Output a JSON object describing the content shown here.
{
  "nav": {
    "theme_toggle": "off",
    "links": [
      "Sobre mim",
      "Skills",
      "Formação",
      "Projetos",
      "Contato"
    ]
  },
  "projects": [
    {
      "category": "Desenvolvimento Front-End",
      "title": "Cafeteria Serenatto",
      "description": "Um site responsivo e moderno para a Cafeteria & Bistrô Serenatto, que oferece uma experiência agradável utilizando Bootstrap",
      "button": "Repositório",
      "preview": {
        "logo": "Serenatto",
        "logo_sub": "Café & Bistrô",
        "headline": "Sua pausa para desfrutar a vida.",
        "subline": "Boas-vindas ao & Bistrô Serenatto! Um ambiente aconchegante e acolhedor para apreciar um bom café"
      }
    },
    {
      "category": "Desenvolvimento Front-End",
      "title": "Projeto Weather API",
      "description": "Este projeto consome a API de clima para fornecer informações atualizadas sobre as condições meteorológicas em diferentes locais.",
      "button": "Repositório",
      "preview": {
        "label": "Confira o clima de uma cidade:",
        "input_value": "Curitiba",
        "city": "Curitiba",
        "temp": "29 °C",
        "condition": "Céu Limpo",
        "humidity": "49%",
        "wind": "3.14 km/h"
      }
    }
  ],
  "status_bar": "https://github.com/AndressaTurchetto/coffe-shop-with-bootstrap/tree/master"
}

---

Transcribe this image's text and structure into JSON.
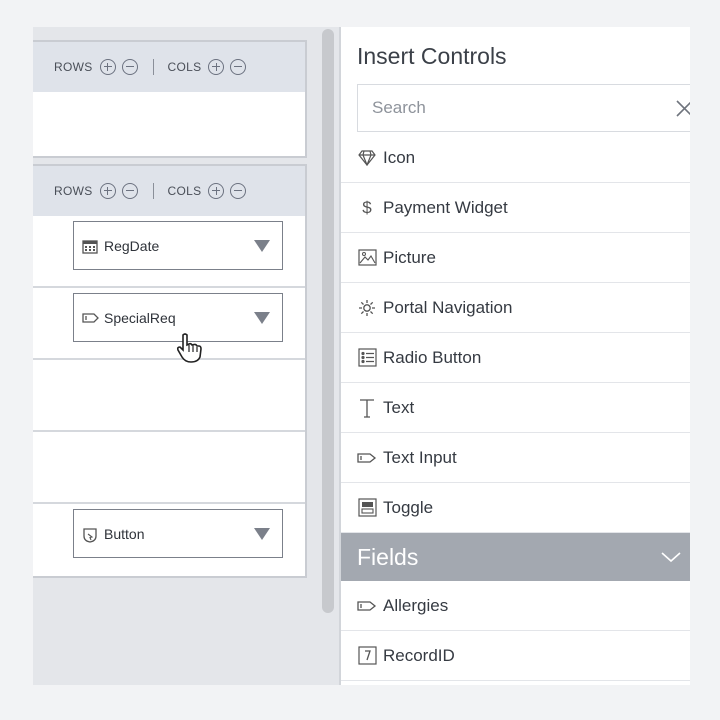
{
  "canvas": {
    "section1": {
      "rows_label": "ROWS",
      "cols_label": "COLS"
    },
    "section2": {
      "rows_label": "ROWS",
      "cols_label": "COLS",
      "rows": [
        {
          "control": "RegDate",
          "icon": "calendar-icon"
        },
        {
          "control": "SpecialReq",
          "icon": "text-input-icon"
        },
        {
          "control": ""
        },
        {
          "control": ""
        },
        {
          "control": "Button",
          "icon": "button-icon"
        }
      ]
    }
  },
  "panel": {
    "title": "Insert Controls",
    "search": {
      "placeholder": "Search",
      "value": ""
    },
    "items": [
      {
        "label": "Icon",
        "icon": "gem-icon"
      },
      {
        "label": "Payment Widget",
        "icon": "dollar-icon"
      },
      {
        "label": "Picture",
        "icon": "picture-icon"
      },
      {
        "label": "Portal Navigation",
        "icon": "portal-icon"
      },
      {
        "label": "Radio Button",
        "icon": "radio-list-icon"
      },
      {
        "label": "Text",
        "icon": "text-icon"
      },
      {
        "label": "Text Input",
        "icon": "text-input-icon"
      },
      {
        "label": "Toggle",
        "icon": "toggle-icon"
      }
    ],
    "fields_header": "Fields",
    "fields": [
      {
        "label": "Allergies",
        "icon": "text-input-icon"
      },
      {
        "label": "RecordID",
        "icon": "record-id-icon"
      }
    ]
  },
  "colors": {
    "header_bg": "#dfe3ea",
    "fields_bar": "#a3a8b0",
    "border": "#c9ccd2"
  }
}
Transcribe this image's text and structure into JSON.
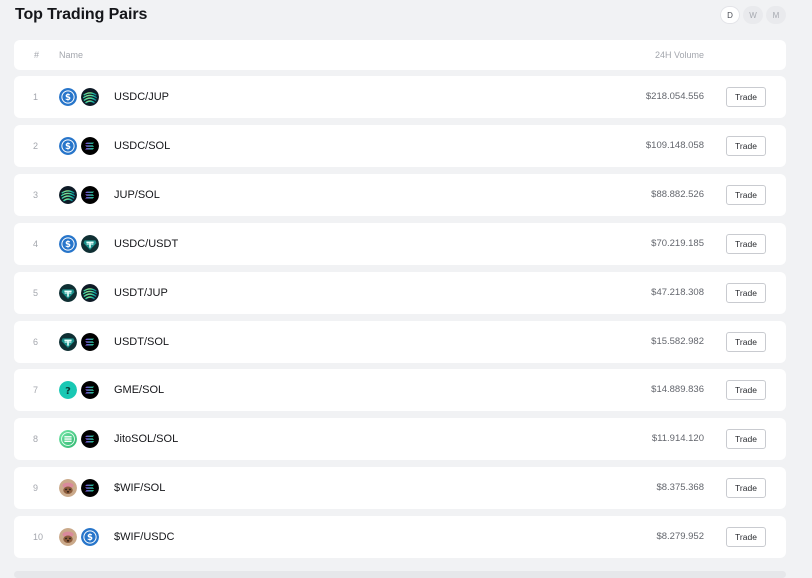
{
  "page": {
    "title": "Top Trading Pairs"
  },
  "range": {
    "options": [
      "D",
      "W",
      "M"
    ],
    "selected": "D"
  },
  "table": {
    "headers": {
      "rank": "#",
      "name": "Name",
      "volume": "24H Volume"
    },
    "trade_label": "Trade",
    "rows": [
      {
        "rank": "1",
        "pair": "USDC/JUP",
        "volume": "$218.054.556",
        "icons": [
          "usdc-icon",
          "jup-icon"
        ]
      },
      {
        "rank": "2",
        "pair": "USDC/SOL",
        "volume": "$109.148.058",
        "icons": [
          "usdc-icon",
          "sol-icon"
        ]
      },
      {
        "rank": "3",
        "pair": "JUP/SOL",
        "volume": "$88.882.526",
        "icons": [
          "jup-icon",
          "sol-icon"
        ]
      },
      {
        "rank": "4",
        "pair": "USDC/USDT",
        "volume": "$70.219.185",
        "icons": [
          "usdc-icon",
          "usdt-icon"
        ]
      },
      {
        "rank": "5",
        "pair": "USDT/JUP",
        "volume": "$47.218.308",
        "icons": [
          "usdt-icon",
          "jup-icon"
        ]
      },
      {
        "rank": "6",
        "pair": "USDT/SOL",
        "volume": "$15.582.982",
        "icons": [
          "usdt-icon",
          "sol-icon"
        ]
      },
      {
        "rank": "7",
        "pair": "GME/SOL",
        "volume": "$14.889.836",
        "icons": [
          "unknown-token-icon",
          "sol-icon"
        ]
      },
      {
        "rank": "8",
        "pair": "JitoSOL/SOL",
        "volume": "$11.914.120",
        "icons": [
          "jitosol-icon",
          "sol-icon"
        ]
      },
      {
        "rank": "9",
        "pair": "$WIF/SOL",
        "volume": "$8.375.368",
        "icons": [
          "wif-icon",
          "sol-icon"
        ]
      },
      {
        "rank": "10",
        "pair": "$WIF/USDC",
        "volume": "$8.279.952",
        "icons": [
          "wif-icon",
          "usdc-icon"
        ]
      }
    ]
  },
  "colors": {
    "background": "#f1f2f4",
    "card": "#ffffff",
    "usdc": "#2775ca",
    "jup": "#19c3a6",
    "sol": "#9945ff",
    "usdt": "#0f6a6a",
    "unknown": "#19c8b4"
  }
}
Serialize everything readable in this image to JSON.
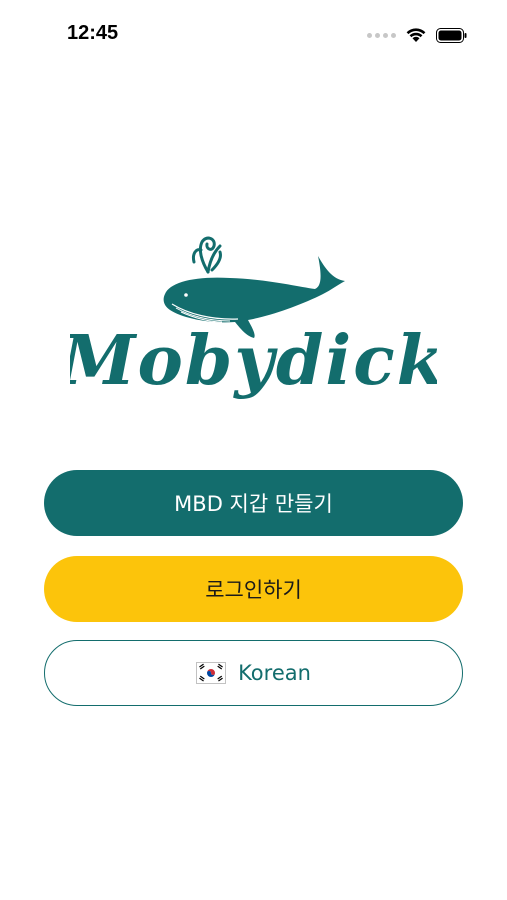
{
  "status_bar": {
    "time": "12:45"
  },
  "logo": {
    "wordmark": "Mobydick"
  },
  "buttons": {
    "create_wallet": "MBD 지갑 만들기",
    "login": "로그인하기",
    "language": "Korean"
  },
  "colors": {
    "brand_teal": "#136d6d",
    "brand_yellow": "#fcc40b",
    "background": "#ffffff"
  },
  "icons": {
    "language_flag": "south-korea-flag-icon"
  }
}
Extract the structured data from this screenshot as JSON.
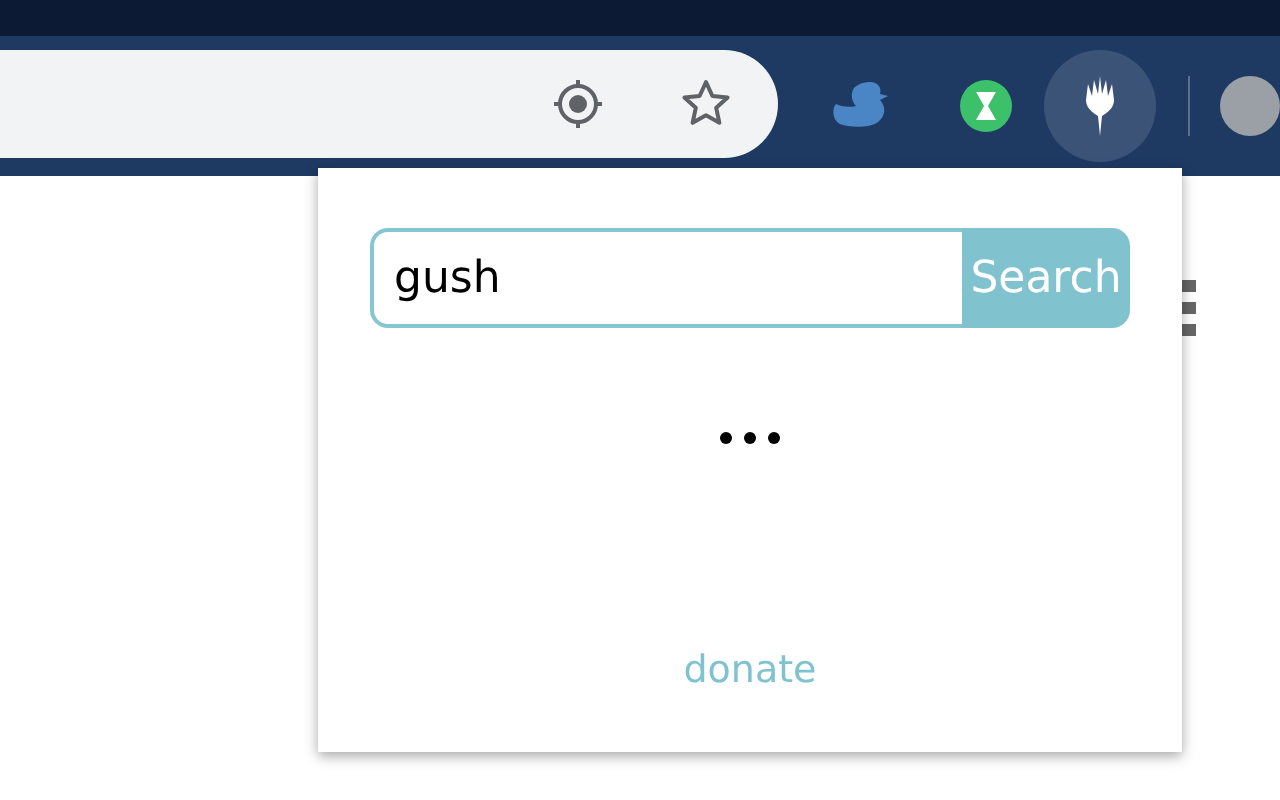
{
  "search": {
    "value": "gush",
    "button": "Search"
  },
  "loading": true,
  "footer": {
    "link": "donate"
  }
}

[EXERCISE DESCRIPTION]:
Above are entries; state the number of lines among them that contain "Cafeteria", and nothing else.

[EXERCISE ANSWER]:
2